━━━ Records to process ━━━
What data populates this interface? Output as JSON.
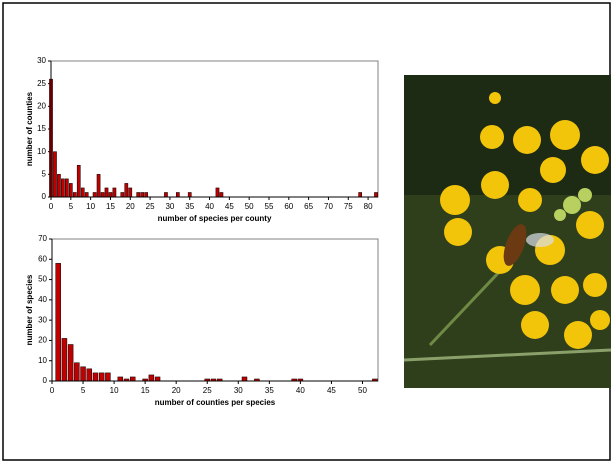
{
  "chart_data": [
    {
      "type": "bar",
      "xlabel": "number of species per county",
      "ylabel": "number of counties",
      "x": [
        0,
        1,
        2,
        3,
        4,
        5,
        6,
        7,
        8,
        9,
        11,
        12,
        13,
        14,
        15,
        16,
        18,
        19,
        20,
        22,
        23,
        24,
        29,
        32,
        35,
        42,
        43,
        78,
        82
      ],
      "values": [
        26,
        10,
        5,
        4,
        4,
        3,
        1,
        7,
        2,
        1,
        1,
        5,
        1,
        2,
        1,
        2,
        1,
        3,
        2,
        1,
        1,
        1,
        1,
        1,
        1,
        2,
        1,
        1,
        1
      ],
      "color": "#c00000",
      "xlim": [
        0,
        82.5
      ],
      "xticks": [
        0,
        5,
        10,
        15,
        20,
        25,
        30,
        35,
        40,
        45,
        50,
        55,
        60,
        65,
        70,
        75,
        80
      ],
      "ylim": [
        0,
        30
      ],
      "yticks": [
        0,
        5,
        10,
        15,
        20,
        25,
        30
      ]
    },
    {
      "type": "bar",
      "xlabel": "number of counties per species",
      "ylabel": "number of species",
      "x": [
        1,
        2,
        3,
        4,
        5,
        6,
        7,
        8,
        9,
        11,
        12,
        13,
        15,
        16,
        17,
        25,
        26,
        27,
        31,
        33,
        39,
        40,
        52
      ],
      "values": [
        58,
        21,
        18,
        9,
        7,
        6,
        4,
        4,
        4,
        2,
        1,
        2,
        1,
        3,
        2,
        1,
        1,
        1,
        2,
        1,
        1,
        1,
        1
      ],
      "color": "#c00000",
      "xlim": [
        0,
        52.5
      ],
      "xticks": [
        0,
        5,
        10,
        15,
        20,
        25,
        30,
        35,
        40,
        45,
        50
      ],
      "ylim": [
        0,
        70
      ],
      "yticks": [
        0,
        10,
        20,
        30,
        40,
        50,
        60,
        70
      ]
    }
  ]
}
━━━
• _Task description_
Without the pictures, write out every entry precisely as it appears.

• _Exercise solution_
What data populates this interface? Output as JSON.
{
  "chart_data": [
    {
      "type": "bar",
      "xlabel": "number of species per county",
      "ylabel": "number of counties",
      "x": [
        0,
        1,
        2,
        3,
        4,
        5,
        6,
        7,
        8,
        9,
        11,
        12,
        13,
        14,
        15,
        16,
        18,
        19,
        20,
        22,
        23,
        24,
        29,
        32,
        35,
        42,
        43,
        78,
        82
      ],
      "values": [
        26,
        10,
        5,
        4,
        4,
        3,
        1,
        7,
        2,
        1,
        1,
        5,
        1,
        2,
        1,
        2,
        1,
        3,
        2,
        1,
        1,
        1,
        1,
        1,
        1,
        2,
        1,
        1,
        1
      ],
      "color": "#c00000",
      "xlim": [
        0,
        82.5
      ],
      "xticks": [
        0,
        5,
        10,
        15,
        20,
        25,
        30,
        35,
        40,
        45,
        50,
        55,
        60,
        65,
        70,
        75,
        80
      ],
      "ylim": [
        0,
        30
      ],
      "yticks": [
        0,
        5,
        10,
        15,
        20,
        25,
        30
      ]
    },
    {
      "type": "bar",
      "xlabel": "number of counties per species",
      "ylabel": "number of species",
      "x": [
        1,
        2,
        3,
        4,
        5,
        6,
        7,
        8,
        9,
        11,
        12,
        13,
        15,
        16,
        17,
        25,
        26,
        27,
        31,
        33,
        39,
        40,
        52
      ],
      "values": [
        58,
        21,
        18,
        9,
        7,
        6,
        4,
        4,
        4,
        2,
        1,
        2,
        1,
        3,
        2,
        1,
        1,
        1,
        2,
        1,
        1,
        1,
        1
      ],
      "color": "#c00000",
      "xlim": [
        0,
        52.5
      ],
      "xticks": [
        0,
        5,
        10,
        15,
        20,
        25,
        30,
        35,
        40,
        45,
        50
      ],
      "ylim": [
        0,
        70
      ],
      "yticks": [
        0,
        10,
        20,
        30,
        40,
        50,
        60,
        70
      ]
    }
  ]
}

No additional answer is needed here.